THE EXERCISE:
Without the pictures, return each record as it appears.

☆ ☆ ☆

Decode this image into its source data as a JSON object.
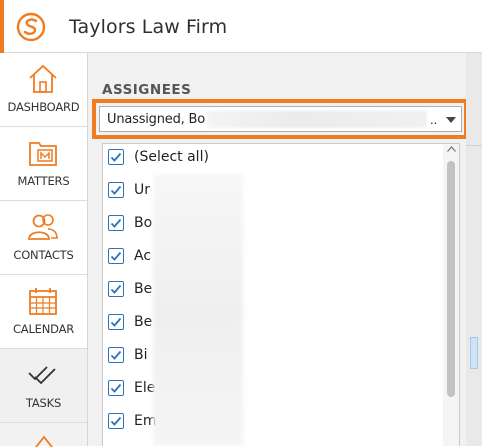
{
  "app": {
    "title": "Taylors Law Firm"
  },
  "colors": {
    "accent": "#f07c22",
    "checkbox": "#2e73b8"
  },
  "sidebar": {
    "items": [
      {
        "label": "DASHBOARD",
        "icon": "home-icon"
      },
      {
        "label": "MATTERS",
        "icon": "folder-icon"
      },
      {
        "label": "CONTACTS",
        "icon": "people-icon"
      },
      {
        "label": "CALENDAR",
        "icon": "calendar-icon"
      },
      {
        "label": "TASKS",
        "icon": "checkmarks-icon"
      }
    ]
  },
  "filter": {
    "section_label": "ASSIGNEES",
    "selected_value": "Unassigned, Bo",
    "ellipsis": "..",
    "options": [
      {
        "label": "(Select all)",
        "checked": true
      },
      {
        "label": "Ur",
        "checked": true
      },
      {
        "label": "Bo",
        "checked": true
      },
      {
        "label": "Ac",
        "checked": true
      },
      {
        "label": "Be",
        "checked": true
      },
      {
        "label": "Be",
        "checked": true
      },
      {
        "label": "Bi",
        "checked": true
      },
      {
        "label": "Ele",
        "checked": true
      },
      {
        "label": "Em",
        "checked": true
      }
    ]
  }
}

☆ ☆ ☆

WRITTEN ANSWER:
Decode this image into its source data as a JSON object.
{
  "app": {
    "title": "Taylors Law Firm"
  },
  "colors": {
    "accent": "#f07c22",
    "checkbox": "#2e73b8"
  },
  "sidebar": {
    "items": [
      {
        "label": "DASHBOARD",
        "icon": "home-icon"
      },
      {
        "label": "MATTERS",
        "icon": "folder-icon"
      },
      {
        "label": "CONTACTS",
        "icon": "people-icon"
      },
      {
        "label": "CALENDAR",
        "icon": "calendar-icon"
      },
      {
        "label": "TASKS",
        "icon": "checkmarks-icon"
      }
    ]
  },
  "filter": {
    "section_label": "ASSIGNEES",
    "selected_value": "Unassigned, Bo",
    "ellipsis": "..",
    "options": [
      {
        "label": "(Select all)",
        "checked": true
      },
      {
        "label": "Ur",
        "checked": true
      },
      {
        "label": "Bo",
        "checked": true
      },
      {
        "label": "Ac",
        "checked": true
      },
      {
        "label": "Be",
        "checked": true
      },
      {
        "label": "Be",
        "checked": true
      },
      {
        "label": "Bi",
        "checked": true
      },
      {
        "label": "Ele",
        "checked": true
      },
      {
        "label": "Em",
        "checked": true
      }
    ]
  }
}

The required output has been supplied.